> BRIEF
Report every line in the listing that contains the string "value".
# # # #
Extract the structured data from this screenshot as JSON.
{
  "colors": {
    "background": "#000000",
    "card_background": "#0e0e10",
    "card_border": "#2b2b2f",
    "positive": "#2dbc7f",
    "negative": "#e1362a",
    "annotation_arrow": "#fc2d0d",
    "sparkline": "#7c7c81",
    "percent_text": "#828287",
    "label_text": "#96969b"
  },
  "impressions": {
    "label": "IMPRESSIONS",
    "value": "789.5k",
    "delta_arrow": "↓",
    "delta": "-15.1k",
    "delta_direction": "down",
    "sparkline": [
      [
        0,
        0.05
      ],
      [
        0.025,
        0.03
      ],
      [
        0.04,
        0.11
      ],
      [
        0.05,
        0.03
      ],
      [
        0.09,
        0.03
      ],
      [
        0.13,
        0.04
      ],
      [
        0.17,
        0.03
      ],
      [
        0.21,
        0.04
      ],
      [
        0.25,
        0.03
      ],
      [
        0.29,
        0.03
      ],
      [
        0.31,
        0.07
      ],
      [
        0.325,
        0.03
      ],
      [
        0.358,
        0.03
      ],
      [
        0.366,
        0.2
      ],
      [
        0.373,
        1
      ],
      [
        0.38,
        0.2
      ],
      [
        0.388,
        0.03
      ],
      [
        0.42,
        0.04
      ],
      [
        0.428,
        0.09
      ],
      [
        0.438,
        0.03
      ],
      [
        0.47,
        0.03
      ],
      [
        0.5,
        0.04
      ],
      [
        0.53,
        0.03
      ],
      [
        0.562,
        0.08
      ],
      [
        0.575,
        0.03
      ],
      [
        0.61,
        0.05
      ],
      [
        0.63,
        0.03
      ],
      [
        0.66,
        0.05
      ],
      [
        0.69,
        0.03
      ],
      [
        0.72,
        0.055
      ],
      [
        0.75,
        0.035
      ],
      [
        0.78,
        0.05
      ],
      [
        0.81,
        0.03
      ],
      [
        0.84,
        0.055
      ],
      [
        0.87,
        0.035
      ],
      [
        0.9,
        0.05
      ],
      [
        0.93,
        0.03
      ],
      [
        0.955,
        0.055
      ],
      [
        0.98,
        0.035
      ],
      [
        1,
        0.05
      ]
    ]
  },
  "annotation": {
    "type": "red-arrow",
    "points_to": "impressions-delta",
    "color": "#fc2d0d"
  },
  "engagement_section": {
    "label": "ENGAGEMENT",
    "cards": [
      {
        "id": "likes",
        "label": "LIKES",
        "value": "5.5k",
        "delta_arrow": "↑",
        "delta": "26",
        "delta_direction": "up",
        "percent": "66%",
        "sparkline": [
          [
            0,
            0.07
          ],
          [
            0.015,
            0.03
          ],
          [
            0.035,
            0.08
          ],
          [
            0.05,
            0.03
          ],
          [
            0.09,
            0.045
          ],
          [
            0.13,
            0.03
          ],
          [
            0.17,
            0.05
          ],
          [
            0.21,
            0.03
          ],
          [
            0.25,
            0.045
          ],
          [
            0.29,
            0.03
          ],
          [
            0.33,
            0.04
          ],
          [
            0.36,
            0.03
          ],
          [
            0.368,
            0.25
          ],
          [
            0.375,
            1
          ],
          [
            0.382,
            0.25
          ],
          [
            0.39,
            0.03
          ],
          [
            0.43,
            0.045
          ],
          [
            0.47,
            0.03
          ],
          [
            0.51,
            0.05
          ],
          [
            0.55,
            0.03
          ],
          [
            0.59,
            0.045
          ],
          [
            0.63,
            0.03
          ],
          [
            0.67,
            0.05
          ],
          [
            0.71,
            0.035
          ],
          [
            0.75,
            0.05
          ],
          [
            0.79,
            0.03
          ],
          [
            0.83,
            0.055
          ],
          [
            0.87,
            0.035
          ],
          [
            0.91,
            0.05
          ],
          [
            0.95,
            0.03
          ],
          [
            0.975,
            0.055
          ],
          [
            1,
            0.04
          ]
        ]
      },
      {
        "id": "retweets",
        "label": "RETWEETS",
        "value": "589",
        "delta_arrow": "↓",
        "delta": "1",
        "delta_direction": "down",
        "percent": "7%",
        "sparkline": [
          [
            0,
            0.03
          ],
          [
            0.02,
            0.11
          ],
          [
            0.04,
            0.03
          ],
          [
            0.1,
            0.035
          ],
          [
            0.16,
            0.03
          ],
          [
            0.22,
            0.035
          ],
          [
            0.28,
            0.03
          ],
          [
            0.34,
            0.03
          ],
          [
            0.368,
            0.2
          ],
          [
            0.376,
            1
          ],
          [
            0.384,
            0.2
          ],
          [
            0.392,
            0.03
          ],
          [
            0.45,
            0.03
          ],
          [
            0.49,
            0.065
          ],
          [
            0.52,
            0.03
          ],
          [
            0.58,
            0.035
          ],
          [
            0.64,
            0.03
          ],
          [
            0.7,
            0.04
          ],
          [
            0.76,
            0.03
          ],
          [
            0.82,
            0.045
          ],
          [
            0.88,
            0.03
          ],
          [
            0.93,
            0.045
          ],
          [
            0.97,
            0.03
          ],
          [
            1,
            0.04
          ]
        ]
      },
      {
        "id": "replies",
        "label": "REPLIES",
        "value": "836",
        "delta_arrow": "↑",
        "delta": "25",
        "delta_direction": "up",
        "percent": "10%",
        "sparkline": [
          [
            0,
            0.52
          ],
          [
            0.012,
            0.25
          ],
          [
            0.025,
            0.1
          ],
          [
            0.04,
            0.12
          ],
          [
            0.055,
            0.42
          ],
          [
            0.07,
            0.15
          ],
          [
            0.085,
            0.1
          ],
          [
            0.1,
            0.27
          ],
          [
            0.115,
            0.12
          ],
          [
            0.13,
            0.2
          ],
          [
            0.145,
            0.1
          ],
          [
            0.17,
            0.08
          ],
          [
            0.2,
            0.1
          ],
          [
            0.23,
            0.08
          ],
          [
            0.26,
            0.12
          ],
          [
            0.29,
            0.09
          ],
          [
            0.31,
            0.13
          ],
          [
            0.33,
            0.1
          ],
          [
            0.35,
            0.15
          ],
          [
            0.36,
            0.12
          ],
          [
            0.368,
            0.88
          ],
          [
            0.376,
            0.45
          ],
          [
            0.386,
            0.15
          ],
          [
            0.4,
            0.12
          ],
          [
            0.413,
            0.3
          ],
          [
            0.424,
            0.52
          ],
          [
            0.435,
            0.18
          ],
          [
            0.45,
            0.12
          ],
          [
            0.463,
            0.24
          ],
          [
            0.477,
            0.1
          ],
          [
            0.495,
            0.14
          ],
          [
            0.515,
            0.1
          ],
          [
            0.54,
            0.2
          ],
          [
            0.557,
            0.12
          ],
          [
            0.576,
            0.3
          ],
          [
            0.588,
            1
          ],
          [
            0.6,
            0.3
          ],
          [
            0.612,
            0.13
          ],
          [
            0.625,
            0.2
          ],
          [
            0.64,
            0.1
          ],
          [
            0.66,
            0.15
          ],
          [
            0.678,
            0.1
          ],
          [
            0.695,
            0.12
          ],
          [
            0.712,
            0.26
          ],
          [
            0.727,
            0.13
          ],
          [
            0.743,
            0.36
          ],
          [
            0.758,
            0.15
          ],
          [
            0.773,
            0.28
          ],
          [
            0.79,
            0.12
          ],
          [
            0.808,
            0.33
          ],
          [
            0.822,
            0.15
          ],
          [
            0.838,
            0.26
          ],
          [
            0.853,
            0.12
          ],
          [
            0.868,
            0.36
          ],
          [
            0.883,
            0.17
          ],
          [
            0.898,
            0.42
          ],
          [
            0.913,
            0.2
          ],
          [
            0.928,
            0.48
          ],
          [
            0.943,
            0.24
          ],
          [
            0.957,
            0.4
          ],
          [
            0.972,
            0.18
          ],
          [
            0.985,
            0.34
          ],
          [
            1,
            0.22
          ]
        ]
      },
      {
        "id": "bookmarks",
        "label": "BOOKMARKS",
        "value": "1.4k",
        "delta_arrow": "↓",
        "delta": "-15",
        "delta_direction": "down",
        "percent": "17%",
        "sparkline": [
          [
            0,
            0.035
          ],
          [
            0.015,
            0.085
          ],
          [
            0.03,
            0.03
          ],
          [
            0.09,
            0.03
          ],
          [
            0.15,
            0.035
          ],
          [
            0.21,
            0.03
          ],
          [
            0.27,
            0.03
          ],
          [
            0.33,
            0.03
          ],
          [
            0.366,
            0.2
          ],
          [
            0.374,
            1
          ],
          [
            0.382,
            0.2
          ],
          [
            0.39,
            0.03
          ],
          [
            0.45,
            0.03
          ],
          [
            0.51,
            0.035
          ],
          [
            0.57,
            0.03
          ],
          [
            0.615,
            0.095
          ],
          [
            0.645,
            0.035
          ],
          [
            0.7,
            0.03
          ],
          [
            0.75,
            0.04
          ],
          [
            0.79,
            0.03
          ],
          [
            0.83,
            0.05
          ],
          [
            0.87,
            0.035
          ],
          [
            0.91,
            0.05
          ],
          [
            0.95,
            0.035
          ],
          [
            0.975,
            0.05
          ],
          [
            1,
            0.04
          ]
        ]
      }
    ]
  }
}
# # # #
> TASK ANSWER
    "value": "789.5k",
        "value": "5.5k",
        "value": "589",
        "value": "836",
        "value": "1.4k",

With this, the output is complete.